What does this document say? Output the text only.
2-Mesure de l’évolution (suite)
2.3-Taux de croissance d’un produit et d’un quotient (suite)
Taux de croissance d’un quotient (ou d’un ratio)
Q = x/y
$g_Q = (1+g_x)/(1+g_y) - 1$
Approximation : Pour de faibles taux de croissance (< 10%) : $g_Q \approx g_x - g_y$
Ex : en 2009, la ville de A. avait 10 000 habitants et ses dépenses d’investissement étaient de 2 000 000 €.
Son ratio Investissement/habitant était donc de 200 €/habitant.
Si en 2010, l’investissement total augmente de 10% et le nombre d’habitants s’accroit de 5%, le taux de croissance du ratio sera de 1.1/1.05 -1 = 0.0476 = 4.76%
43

---

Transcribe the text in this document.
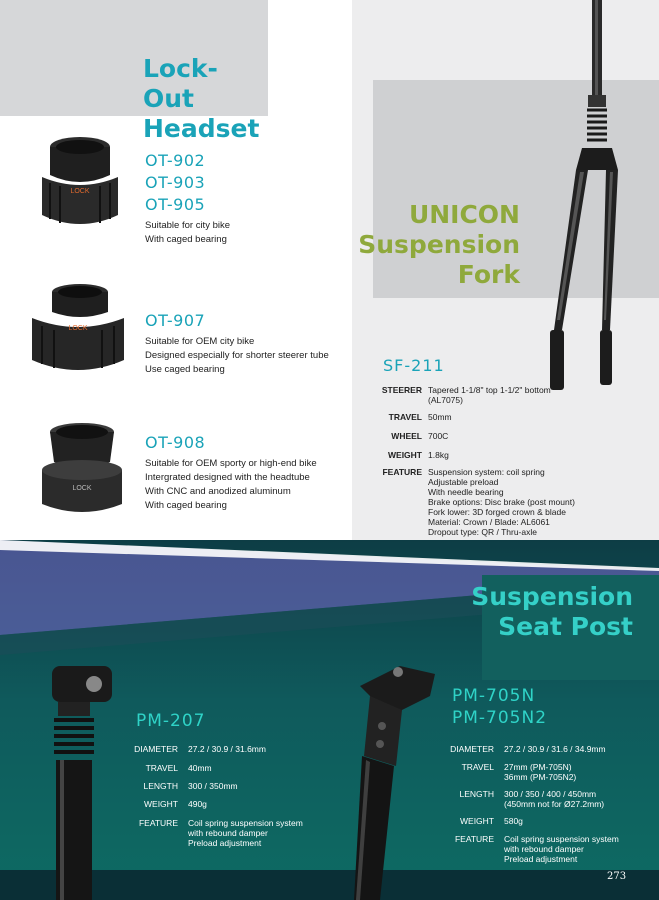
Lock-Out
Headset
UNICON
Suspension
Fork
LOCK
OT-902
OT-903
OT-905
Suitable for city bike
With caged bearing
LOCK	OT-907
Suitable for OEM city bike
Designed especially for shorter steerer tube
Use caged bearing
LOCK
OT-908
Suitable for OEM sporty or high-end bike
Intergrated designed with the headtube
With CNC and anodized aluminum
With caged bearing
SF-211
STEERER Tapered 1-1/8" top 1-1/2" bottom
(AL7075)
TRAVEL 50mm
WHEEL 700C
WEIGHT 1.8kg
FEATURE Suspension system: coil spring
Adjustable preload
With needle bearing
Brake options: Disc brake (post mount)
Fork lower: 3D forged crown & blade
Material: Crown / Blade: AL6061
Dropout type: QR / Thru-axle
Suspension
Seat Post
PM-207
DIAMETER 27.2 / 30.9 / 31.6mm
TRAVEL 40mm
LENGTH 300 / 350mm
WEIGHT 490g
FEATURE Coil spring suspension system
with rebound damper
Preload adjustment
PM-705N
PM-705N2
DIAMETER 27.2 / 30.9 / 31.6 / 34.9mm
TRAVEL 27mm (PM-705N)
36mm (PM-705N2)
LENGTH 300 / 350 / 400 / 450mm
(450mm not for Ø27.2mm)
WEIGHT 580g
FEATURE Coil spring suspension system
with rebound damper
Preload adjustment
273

__The task__: Identify every line where the string "WEIGHT" appears.

__Task result__:
WEIGHT 1.8kg
WEIGHT 490g
WEIGHT 580g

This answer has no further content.